Short exercise:
Copy each line that contains the word "name".

Extracted entries:
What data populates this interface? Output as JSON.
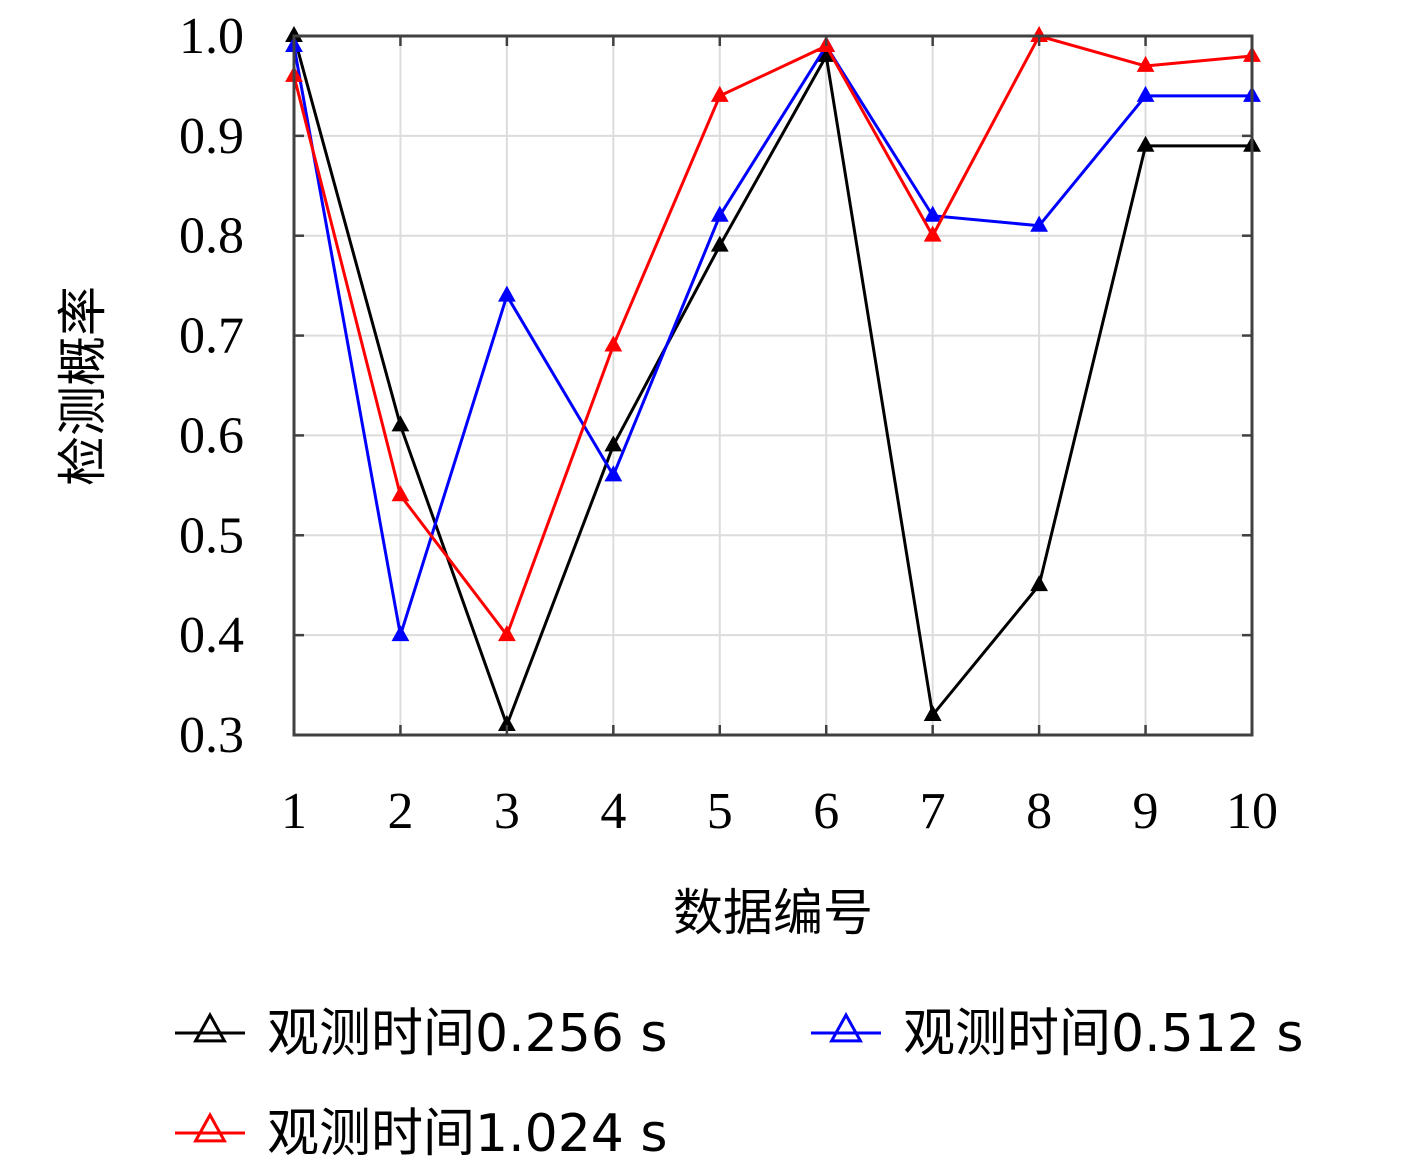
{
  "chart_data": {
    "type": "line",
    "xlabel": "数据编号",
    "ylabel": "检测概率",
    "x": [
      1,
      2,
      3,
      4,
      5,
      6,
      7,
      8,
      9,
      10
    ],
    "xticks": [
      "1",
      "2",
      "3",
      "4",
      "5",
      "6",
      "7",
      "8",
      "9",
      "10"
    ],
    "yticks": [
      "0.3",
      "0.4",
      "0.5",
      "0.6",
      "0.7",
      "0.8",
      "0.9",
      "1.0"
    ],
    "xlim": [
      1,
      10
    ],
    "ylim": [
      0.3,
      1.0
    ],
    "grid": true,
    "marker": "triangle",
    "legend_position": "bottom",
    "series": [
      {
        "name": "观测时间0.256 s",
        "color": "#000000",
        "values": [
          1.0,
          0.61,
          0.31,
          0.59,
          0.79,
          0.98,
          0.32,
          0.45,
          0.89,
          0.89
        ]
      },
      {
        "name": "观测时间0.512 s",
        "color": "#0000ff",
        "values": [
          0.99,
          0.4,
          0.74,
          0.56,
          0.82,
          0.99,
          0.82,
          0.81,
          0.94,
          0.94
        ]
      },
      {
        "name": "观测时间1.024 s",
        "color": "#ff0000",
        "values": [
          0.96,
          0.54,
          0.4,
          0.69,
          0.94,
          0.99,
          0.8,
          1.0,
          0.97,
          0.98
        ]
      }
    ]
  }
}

Result:
        "name": "观测时间0.256 s",
        "name": "观测时间0.512 s",
        "name": "观测时间1.024 s",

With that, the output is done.